**Directions:** All of the records below should be output exactly.
_ _ _
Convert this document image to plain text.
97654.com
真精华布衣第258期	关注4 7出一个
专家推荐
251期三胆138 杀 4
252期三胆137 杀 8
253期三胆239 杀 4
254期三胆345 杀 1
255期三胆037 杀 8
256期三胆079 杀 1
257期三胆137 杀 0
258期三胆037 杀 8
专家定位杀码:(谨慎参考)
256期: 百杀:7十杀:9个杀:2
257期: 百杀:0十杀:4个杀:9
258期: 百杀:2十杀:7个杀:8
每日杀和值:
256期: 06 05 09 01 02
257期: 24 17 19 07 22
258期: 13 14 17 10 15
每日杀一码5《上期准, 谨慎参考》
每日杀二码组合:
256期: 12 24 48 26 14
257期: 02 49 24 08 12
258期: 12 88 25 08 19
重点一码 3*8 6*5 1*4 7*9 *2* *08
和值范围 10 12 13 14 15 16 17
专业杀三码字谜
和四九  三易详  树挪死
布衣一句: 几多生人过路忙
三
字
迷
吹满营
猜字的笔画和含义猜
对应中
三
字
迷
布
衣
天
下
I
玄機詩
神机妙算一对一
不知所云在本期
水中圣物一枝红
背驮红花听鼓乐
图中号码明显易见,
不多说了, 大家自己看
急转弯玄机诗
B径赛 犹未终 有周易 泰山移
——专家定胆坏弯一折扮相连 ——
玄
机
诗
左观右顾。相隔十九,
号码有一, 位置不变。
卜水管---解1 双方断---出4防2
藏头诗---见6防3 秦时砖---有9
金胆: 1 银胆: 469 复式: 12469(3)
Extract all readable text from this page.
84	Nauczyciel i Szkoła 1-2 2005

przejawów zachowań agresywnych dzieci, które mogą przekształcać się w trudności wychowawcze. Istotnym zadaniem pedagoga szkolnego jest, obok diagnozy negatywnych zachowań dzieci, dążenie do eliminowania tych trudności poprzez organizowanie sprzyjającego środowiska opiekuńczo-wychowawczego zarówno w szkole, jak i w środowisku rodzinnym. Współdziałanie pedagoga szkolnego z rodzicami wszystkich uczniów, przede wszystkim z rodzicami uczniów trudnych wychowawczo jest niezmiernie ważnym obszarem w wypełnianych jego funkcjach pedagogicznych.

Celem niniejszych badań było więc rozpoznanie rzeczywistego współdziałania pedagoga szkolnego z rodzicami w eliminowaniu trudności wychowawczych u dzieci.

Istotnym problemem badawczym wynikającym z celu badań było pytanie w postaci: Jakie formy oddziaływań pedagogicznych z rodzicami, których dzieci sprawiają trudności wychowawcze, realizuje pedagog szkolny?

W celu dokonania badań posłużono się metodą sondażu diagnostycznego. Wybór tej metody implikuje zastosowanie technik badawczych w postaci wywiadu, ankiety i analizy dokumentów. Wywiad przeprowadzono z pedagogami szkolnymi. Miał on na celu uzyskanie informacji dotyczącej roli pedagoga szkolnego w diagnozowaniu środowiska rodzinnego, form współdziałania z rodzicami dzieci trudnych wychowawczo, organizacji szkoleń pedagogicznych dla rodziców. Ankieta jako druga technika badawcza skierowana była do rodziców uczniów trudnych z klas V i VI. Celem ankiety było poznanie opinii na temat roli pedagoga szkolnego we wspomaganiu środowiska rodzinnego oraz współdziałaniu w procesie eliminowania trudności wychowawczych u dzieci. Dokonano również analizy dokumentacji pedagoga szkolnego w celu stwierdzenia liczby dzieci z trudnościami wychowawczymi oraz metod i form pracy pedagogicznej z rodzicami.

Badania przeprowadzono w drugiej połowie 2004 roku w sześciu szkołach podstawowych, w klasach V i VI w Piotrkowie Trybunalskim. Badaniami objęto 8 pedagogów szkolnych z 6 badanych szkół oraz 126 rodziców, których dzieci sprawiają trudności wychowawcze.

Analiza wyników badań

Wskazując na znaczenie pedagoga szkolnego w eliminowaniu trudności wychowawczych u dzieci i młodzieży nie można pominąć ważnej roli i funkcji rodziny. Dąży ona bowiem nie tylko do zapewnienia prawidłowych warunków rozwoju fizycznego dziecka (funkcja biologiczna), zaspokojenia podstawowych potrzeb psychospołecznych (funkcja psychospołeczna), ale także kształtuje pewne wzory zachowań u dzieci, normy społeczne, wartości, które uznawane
_ _ _
**Solution for this task:**
Convert this document image to plain text.
97654.com
真精华布衣第258期	关注4 7出一个
专家推荐
251期三胆138 杀 4
252期三胆137 杀 8
253期三胆239 杀 4
254期三胆345 杀 1
255期三胆037 杀 8
256期三胆079 杀 1
257期三胆137 杀 0
258期三胆037 杀 8
专家定位杀码:(谨慎参考)
256期: 百杀:7十杀:9个杀:2
257期: 百杀:0十杀:4个杀:9
258期: 百杀:2十杀:7个杀:8
每日杀和值:
256期: 06 05 09 01 02
257期: 24 17 19 07 22
258期: 13 14 17 10 15
每日杀一码5《上期准, 谨慎参考》
每日杀二码组合:
256期: 12 24 48 26 14
257期: 02 49 24 08 12
258期: 12 88 25 08 19
重点一码 3*8 6*5 1*4 7*9 *2* *08
和值范围 10 12 13 14 15 16 17
专业杀三码字谜
和四九  三易详  树挪死
布衣一句: 几多生人过路忙
三
字
迷
吹满营
猜字的笔画和含义猜
对应中
三
字
迷
布
衣
天
下
I
玄機詩
神机妙算一对一
不知所云在本期
水中圣物一枝红
背驮红花听鼓乐
图中号码明显易见,
不多说了, 大家自己看
急转弯玄机诗
B径赛 犹未终 有周易 泰山移
——专家定胆坏弯一折扮相连 ——
玄
机
诗
左观右顾。相隔十九,
号码有一, 位置不变。
卜水管---解1 双方断---出4防2
藏头诗---见6防3 秦时砖---有9
金胆: 1 银胆: 469 复式: 12469(3)
Extract all readable text from this page.
84	Nauczyciel i Szkoła 1-2 2005

przejawów zachowań agresywnych dzieci, które mogą przekształcać się w trudności wychowawcze. Istotnym zadaniem pedagoga szkolnego jest, obok diagnozy negatywnych zachowań dzieci, dążenie do eliminowania tych trudności poprzez organizowanie sprzyjającego środowiska opiekuńczo-wychowawczego zarówno w szkole, jak i w środowisku rodzinnym. Współdziałanie pedagoga szkolnego z rodzicami wszystkich uczniów, przede wszystkim z rodzicami uczniów trudnych wychowawczo jest niezmiernie ważnym obszarem w wypełnianych jego funkcjach pedagogicznych.

Celem niniejszych badań było więc rozpoznanie rzeczywistego współdziałania pedagoga szkolnego z rodzicami w eliminowaniu trudności wychowawczych u dzieci.

Istotnym problemem badawczym wynikającym z celu badań było pytanie w postaci: Jakie formy oddziaływań pedagogicznych z rodzicami, których dzieci sprawiają trudności wychowawcze, realizuje pedagog szkolny?

W celu dokonania badań posłużono się metodą sondażu diagnostycznego. Wybór tej metody implikuje zastosowanie technik badawczych w postaci wywiadu, ankiety i analizy dokumentów. Wywiad przeprowadzono z pedagogami szkolnymi. Miał on na celu uzyskanie informacji dotyczącej roli pedagoga szkolnego w diagnozowaniu środowiska rodzinnego, form współdziałania z rodzicami dzieci trudnych wychowawczo, organizacji szkoleń pedagogicznych dla rodziców. Ankieta jako druga technika badawcza skierowana była do rodziców uczniów trudnych z klas V i VI. Celem ankiety było poznanie opinii na temat roli pedagoga szkolnego we wspomaganiu środowiska rodzinnego oraz współdziałaniu w procesie eliminowania trudności wychowawczych u dzieci. Dokonano również analizy dokumentacji pedagoga szkolnego w celu stwierdzenia liczby dzieci z trudnościami wychowawczymi oraz metod i form pracy pedagogicznej z rodzicami.

Badania przeprowadzono w drugiej połowie 2004 roku w sześciu szkołach podstawowych, w klasach V i VI w Piotrkowie Trybunalskim. Badaniami objęto 8 pedagogów szkolnych z 6 badanych szkół oraz 126 rodziców, których dzieci sprawiają trudności wychowawcze.

Analiza wyników badań

Wskazując na znaczenie pedagoga szkolnego w eliminowaniu trudności wychowawczych u dzieci i młodzieży nie można pominąć ważnej roli i funkcji rodziny. Dąży ona bowiem nie tylko do zapewnienia prawidłowych warunków rozwoju fizycznego dziecka (funkcja biologiczna), zaspokojenia podstawowych potrzeb psychospołecznych (funkcja psychospołeczna), ale także kształtuje pewne wzory zachowań u dzieci, normy społeczne, wartości, które uznawane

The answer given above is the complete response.